Instruction | Using the data below, copy each line that includes the word "Manufacturing".

Rows from a dataset |
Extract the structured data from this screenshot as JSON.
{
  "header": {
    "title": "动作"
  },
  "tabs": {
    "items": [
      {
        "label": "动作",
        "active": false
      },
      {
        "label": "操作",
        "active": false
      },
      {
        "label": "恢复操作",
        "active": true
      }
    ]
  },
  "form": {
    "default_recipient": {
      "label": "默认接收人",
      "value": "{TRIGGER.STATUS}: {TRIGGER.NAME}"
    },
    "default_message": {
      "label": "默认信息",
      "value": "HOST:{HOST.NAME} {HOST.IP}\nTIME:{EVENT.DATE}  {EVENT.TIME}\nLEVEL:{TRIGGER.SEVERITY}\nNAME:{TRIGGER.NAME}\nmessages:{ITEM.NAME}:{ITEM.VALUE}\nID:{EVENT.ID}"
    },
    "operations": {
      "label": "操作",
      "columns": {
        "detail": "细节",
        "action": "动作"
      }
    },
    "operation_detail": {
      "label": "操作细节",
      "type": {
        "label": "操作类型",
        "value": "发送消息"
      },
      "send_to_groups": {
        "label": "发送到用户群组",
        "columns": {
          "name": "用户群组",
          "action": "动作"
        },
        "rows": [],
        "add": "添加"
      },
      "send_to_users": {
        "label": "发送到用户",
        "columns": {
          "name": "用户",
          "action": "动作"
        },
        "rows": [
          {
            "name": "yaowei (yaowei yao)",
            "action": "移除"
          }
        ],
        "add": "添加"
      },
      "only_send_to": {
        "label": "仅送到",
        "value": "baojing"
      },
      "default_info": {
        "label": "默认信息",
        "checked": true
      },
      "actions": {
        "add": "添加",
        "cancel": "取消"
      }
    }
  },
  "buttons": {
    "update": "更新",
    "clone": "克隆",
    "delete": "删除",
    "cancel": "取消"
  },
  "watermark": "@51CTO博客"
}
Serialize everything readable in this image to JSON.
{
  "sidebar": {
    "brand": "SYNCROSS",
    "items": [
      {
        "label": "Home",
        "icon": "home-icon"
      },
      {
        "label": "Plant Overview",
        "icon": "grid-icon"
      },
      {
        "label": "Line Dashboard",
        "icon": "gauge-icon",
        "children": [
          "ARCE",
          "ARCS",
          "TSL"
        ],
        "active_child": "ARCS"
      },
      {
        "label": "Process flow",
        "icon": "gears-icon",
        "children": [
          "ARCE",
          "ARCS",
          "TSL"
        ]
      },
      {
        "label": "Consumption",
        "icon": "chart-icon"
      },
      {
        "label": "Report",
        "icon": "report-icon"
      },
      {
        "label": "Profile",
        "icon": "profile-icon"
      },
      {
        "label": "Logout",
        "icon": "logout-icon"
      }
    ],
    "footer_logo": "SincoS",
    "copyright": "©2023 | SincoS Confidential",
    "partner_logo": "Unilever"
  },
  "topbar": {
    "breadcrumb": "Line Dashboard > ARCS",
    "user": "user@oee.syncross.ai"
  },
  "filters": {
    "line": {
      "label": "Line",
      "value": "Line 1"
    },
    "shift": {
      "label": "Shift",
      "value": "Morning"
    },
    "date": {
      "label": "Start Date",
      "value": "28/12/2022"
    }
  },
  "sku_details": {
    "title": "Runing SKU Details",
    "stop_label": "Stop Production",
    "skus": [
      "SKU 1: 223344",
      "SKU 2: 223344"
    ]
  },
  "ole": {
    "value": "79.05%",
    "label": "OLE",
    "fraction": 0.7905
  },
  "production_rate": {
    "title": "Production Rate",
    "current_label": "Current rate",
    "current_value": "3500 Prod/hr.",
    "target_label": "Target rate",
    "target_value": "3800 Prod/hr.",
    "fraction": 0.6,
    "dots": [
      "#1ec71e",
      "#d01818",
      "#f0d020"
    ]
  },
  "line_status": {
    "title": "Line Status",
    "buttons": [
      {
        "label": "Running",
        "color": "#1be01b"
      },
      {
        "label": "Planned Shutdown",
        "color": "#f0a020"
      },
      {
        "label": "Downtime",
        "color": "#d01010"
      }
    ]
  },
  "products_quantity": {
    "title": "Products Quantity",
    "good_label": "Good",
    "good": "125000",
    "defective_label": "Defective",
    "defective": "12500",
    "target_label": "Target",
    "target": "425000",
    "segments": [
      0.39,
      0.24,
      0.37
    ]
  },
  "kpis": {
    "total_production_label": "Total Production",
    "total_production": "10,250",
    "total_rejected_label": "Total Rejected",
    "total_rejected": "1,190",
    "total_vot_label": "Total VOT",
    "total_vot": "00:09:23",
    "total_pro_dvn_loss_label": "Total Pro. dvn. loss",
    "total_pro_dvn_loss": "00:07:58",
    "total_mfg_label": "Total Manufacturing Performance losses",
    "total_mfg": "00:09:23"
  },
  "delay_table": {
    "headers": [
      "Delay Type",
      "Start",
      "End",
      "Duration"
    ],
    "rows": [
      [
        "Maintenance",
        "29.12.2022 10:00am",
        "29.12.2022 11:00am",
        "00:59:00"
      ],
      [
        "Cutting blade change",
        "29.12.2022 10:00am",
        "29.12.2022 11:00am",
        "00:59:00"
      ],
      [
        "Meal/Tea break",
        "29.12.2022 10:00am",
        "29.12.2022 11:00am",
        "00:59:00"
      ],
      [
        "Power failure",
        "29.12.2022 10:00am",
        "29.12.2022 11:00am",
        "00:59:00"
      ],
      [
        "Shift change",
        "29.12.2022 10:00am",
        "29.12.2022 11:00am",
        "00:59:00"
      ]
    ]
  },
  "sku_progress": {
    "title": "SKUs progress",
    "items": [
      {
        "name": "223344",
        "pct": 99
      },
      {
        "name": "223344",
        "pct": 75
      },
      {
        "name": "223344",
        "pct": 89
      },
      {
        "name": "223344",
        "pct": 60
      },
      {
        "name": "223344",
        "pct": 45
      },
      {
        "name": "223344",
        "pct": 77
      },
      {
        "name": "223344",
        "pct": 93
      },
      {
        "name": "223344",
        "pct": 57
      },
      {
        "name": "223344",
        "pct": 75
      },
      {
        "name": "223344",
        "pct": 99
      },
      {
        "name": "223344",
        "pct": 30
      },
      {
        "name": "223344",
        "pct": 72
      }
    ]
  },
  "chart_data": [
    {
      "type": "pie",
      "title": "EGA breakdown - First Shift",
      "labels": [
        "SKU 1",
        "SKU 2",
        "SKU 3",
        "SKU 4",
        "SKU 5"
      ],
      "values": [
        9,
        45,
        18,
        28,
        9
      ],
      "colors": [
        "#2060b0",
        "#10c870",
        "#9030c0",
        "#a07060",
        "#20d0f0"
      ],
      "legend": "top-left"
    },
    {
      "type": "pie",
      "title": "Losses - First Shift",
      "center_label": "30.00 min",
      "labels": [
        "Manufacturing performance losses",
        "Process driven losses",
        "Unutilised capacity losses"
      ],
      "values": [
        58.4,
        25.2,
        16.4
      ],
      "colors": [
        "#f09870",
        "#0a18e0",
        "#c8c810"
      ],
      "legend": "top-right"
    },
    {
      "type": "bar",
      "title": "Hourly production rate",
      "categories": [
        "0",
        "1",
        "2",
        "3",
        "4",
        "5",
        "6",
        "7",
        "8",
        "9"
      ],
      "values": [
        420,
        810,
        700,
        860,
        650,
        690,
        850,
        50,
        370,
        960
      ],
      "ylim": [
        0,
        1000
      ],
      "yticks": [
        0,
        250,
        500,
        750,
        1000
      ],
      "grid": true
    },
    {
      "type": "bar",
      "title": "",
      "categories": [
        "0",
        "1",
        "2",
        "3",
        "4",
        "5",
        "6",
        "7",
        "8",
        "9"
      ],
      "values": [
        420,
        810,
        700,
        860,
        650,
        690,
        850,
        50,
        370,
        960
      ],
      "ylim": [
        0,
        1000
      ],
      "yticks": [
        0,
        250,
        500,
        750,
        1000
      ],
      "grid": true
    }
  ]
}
--
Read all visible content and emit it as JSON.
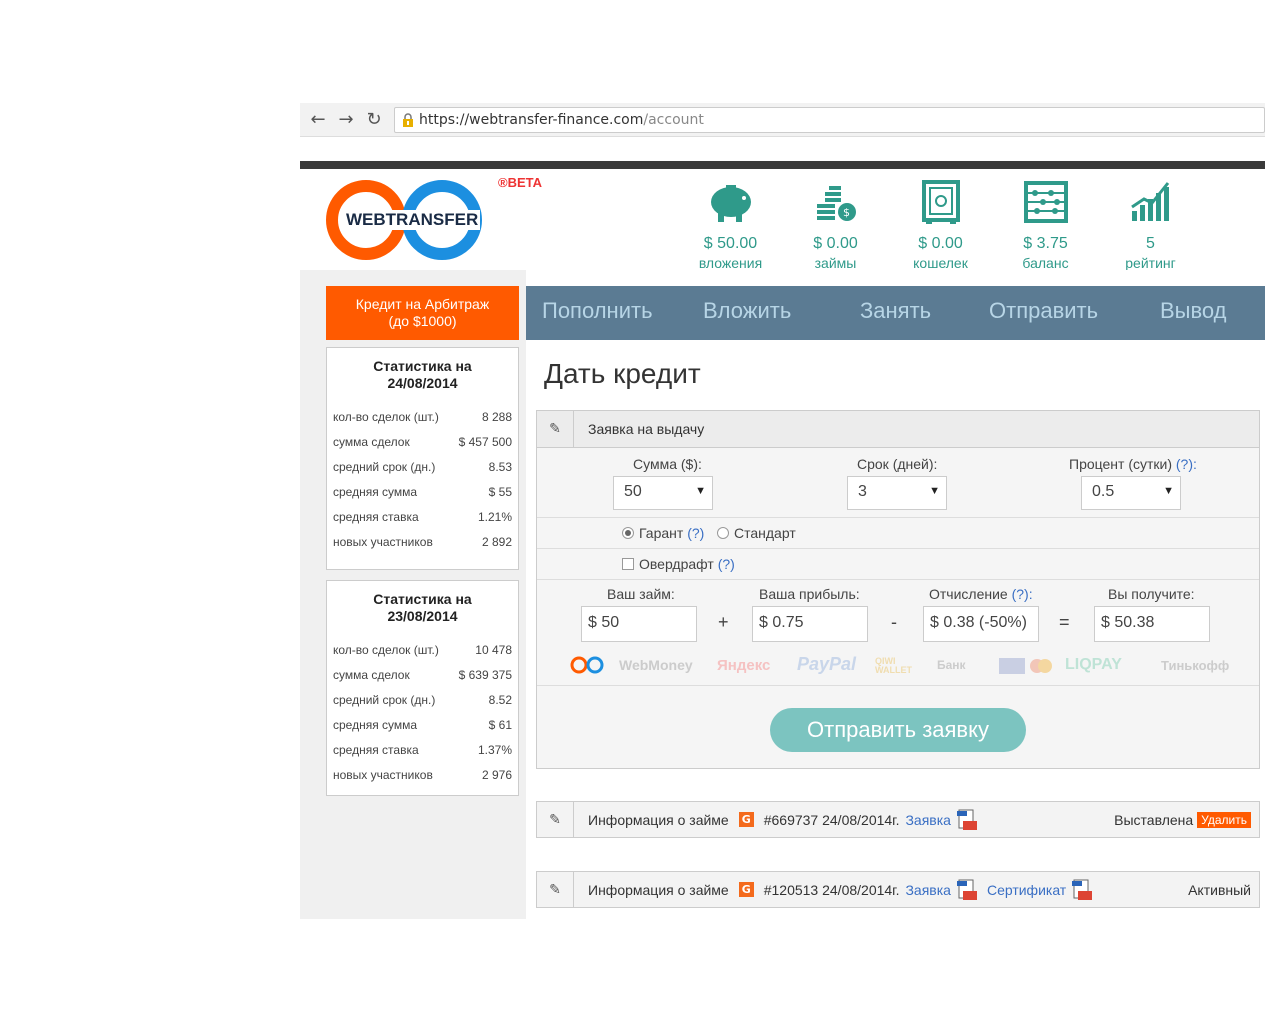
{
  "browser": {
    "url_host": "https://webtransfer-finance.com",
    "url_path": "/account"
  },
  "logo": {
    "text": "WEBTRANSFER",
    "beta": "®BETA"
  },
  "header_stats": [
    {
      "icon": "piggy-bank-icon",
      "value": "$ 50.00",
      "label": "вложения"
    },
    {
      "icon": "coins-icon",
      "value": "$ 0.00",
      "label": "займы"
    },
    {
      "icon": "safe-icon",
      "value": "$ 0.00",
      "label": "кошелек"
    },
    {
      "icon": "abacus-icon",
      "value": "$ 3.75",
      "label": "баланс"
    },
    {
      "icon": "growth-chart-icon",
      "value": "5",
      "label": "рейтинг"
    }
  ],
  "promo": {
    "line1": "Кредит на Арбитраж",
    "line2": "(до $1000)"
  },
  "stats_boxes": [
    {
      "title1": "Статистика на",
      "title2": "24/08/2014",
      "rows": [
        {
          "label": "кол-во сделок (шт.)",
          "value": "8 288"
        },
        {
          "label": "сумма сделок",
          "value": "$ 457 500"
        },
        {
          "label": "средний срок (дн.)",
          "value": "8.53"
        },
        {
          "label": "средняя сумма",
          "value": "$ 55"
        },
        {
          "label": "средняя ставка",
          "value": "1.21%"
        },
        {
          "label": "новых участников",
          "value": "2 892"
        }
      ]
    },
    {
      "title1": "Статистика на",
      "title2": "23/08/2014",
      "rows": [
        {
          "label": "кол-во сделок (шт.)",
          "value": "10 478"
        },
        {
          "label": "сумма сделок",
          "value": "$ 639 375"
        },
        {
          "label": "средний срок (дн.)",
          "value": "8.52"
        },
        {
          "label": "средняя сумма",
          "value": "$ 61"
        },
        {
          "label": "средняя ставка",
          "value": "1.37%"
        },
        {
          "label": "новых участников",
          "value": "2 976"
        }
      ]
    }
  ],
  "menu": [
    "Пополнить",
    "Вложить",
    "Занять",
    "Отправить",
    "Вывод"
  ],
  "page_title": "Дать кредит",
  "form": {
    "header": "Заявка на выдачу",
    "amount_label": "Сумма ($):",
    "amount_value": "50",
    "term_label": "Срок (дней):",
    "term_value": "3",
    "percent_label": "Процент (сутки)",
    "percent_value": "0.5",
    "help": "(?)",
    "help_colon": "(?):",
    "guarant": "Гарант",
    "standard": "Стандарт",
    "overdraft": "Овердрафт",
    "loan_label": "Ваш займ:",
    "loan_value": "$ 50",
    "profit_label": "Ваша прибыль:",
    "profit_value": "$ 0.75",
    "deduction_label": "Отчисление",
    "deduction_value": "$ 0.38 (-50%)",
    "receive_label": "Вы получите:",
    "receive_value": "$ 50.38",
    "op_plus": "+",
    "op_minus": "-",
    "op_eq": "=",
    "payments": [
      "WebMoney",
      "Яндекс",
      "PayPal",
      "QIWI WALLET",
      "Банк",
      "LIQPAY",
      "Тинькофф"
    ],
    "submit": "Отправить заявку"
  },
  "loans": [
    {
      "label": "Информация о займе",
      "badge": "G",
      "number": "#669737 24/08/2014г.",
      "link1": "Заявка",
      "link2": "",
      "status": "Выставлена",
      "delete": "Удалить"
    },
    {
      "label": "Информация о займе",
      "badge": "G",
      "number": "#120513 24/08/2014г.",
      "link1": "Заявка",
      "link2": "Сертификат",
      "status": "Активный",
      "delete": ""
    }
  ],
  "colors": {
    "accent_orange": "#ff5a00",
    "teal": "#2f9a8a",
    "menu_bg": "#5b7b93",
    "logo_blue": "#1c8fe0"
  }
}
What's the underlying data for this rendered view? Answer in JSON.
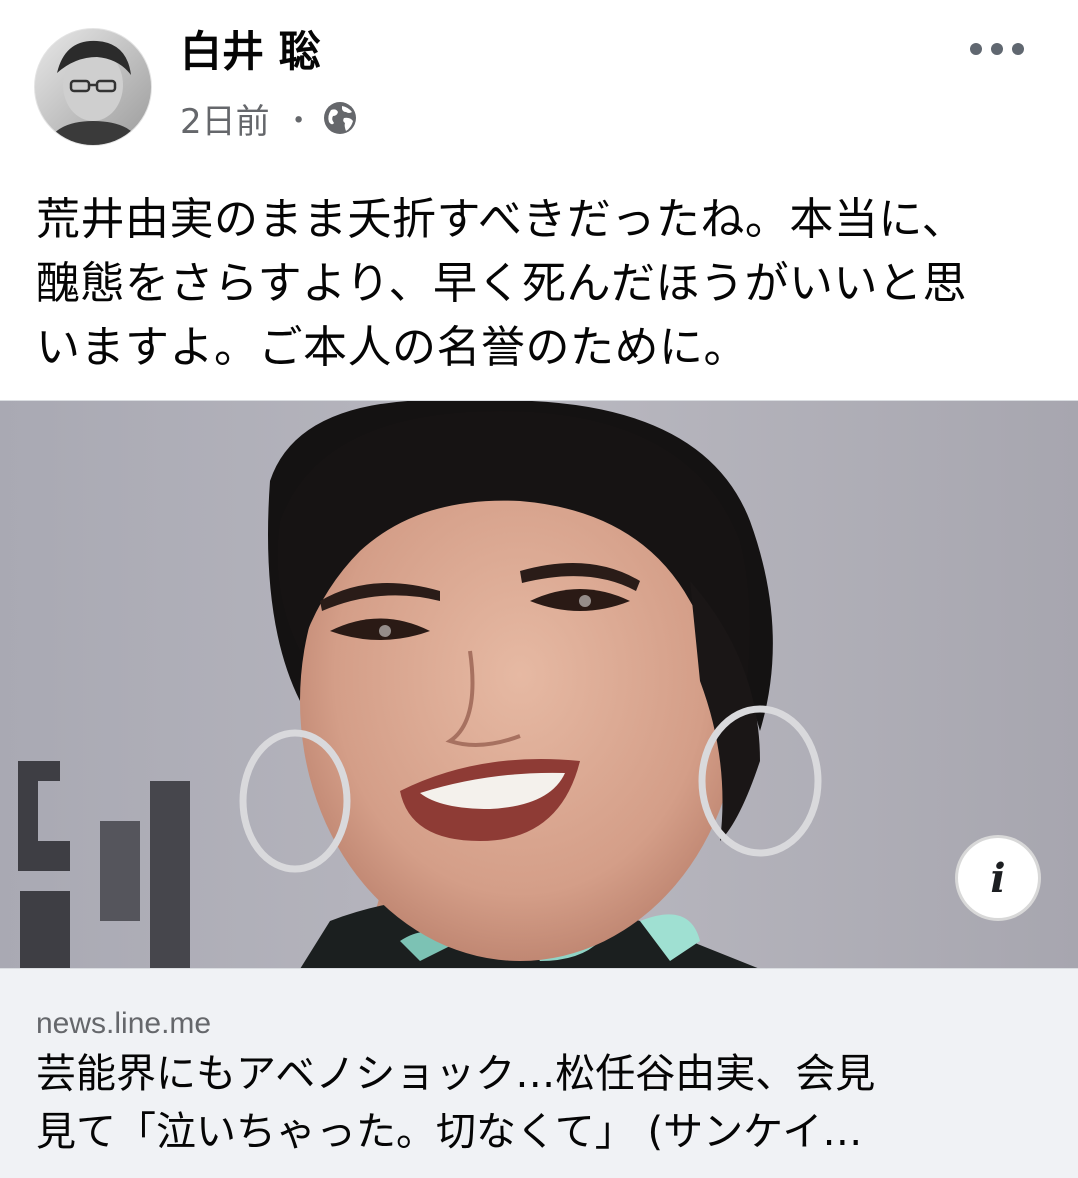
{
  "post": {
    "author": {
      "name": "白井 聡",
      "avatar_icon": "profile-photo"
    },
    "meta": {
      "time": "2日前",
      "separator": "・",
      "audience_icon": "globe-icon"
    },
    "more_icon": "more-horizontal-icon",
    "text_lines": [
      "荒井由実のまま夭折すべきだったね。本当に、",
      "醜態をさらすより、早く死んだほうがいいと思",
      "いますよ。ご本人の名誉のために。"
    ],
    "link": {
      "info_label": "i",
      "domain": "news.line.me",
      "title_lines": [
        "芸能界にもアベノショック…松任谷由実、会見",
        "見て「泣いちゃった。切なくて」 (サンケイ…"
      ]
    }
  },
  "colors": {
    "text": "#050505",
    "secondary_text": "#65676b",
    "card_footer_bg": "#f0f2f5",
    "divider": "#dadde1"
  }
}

Output of the exercise |
    "total_mfg_label": "Total Manufacturing Performance losses",
        "Manufacturing performance losses",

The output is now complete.